§ Objective
Reproduce every line of the rows below verbatim, but omit the pictures from your answer.

§ Task material
--

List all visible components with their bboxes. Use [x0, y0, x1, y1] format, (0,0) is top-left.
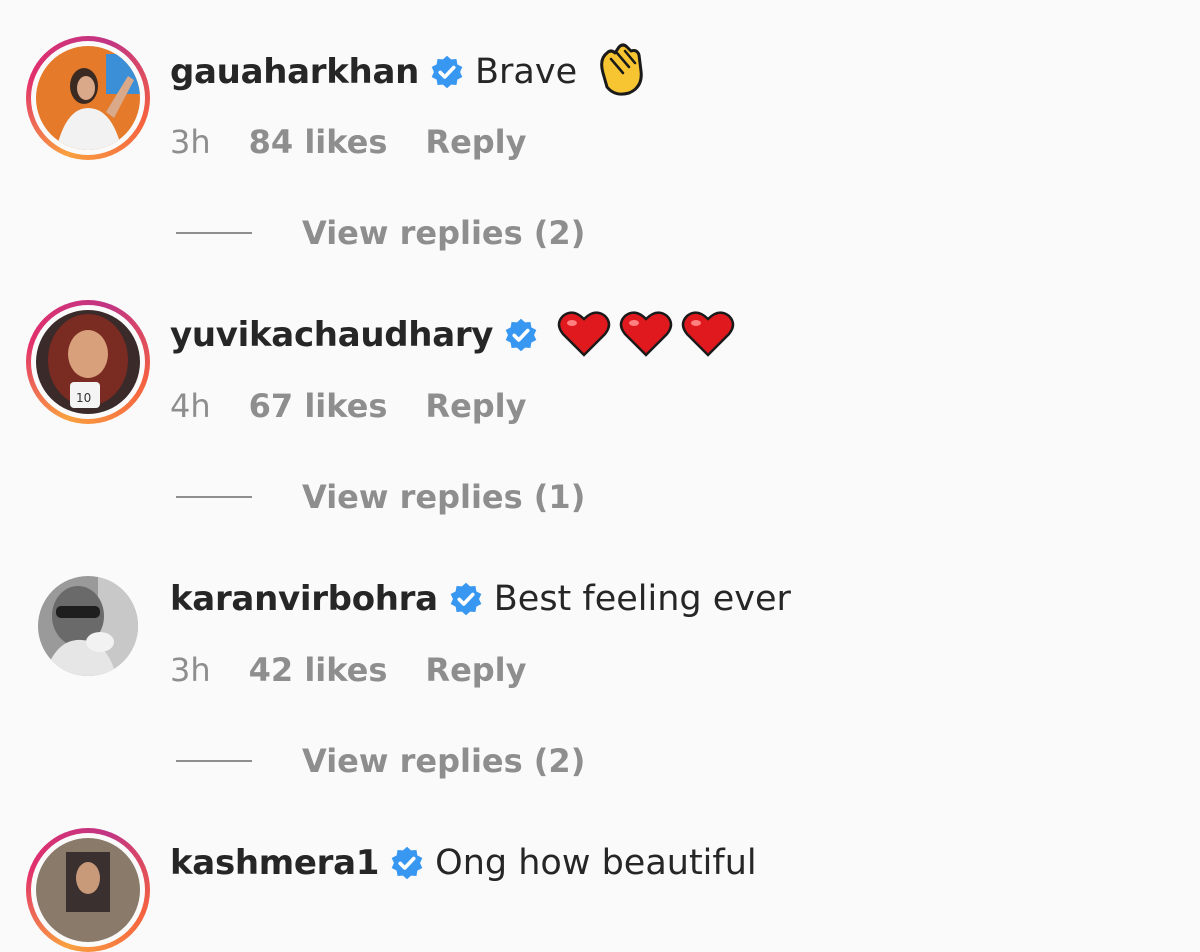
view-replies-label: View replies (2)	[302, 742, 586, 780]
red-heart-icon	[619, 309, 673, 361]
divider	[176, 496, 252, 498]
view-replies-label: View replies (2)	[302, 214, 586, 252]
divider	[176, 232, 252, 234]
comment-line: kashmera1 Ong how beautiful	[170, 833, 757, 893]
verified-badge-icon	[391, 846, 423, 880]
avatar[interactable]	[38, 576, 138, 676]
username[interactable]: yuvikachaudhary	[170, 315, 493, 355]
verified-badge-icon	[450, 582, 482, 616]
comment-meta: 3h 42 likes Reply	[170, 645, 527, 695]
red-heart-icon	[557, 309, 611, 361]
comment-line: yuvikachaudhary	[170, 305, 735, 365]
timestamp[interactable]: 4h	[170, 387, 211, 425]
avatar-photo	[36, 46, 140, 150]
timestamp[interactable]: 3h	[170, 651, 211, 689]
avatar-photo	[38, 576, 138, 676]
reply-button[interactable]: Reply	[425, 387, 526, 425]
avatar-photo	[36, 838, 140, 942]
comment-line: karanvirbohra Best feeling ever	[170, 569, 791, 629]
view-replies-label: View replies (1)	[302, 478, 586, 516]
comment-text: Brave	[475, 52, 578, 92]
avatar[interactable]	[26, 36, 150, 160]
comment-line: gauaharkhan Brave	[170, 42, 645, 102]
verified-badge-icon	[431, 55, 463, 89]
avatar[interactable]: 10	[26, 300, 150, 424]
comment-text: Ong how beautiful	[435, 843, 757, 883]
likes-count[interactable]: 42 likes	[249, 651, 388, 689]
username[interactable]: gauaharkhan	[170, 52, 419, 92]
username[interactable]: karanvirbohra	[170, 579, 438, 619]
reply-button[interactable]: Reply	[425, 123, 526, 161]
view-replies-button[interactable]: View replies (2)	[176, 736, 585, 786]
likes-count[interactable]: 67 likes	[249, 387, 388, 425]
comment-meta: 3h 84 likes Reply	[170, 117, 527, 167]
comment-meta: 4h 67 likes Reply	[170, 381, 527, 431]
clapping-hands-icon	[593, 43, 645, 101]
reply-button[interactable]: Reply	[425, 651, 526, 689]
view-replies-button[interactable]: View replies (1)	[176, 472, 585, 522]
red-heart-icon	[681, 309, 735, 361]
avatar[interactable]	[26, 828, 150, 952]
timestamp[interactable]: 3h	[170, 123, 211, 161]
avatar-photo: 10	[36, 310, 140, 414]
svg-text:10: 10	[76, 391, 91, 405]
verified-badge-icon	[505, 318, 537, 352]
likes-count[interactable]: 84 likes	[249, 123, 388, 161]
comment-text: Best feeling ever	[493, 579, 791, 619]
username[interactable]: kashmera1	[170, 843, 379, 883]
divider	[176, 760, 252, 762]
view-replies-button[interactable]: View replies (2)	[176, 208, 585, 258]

--

§ Answer
List all visible components with their bboxes. Use [x0, y0, x1, y1] format, (0,0) is top-left.
view-replies-label: View replies (2)	[302, 742, 586, 780]
red-heart-icon	[619, 309, 673, 361]
divider	[176, 496, 252, 498]
view-replies-label: View replies (2)	[302, 214, 586, 252]
divider	[176, 232, 252, 234]
comment-line: kashmera1 Ong how beautiful	[170, 833, 757, 893]
verified-badge-icon	[391, 846, 423, 880]
avatar[interactable]	[38, 576, 138, 676]
username[interactable]: yuvikachaudhary	[170, 315, 493, 355]
verified-badge-icon	[450, 582, 482, 616]
comment-meta: 3h 42 likes Reply	[170, 645, 527, 695]
red-heart-icon	[557, 309, 611, 361]
comment-line: yuvikachaudhary	[170, 305, 735, 365]
timestamp[interactable]: 4h	[170, 387, 211, 425]
avatar-photo	[36, 46, 140, 150]
timestamp[interactable]: 3h	[170, 651, 211, 689]
avatar-photo	[38, 576, 138, 676]
reply-button[interactable]: Reply	[425, 387, 526, 425]
avatar-photo	[36, 838, 140, 942]
comment-line: karanvirbohra Best feeling ever	[170, 569, 791, 629]
view-replies-label: View replies (1)	[302, 478, 586, 516]
comment-text: Brave	[475, 52, 578, 92]
avatar[interactable]	[26, 36, 150, 160]
comment-line: gauaharkhan Brave	[170, 42, 645, 102]
verified-badge-icon	[431, 55, 463, 89]
avatar[interactable]: 10	[26, 300, 150, 424]
comment-text: Ong how beautiful	[435, 843, 757, 883]
likes-count[interactable]: 42 likes	[249, 651, 388, 689]
username[interactable]: gauaharkhan	[170, 52, 419, 92]
username[interactable]: karanvirbohra	[170, 579, 438, 619]
reply-button[interactable]: Reply	[425, 123, 526, 161]
view-replies-button[interactable]: View replies (2)	[176, 736, 585, 786]
likes-count[interactable]: 67 likes	[249, 387, 388, 425]
comment-meta: 3h 84 likes Reply	[170, 117, 527, 167]
comment-meta: 4h 67 likes Reply	[170, 381, 527, 431]
clapping-hands-icon	[593, 43, 645, 101]
reply-button[interactable]: Reply	[425, 651, 526, 689]
view-replies-button[interactable]: View replies (1)	[176, 472, 585, 522]
red-heart-icon	[681, 309, 735, 361]
avatar[interactable]	[26, 828, 150, 952]
timestamp[interactable]: 3h	[170, 123, 211, 161]
avatar-photo: 10	[36, 310, 140, 414]
svg-text:10: 10	[76, 391, 91, 405]
verified-badge-icon	[505, 318, 537, 352]
likes-count[interactable]: 84 likes	[249, 123, 388, 161]
comment-text: Best feeling ever	[493, 579, 791, 619]
username[interactable]: kashmera1	[170, 843, 379, 883]
divider	[176, 760, 252, 762]
view-replies-button[interactable]: View replies (2)	[176, 208, 585, 258]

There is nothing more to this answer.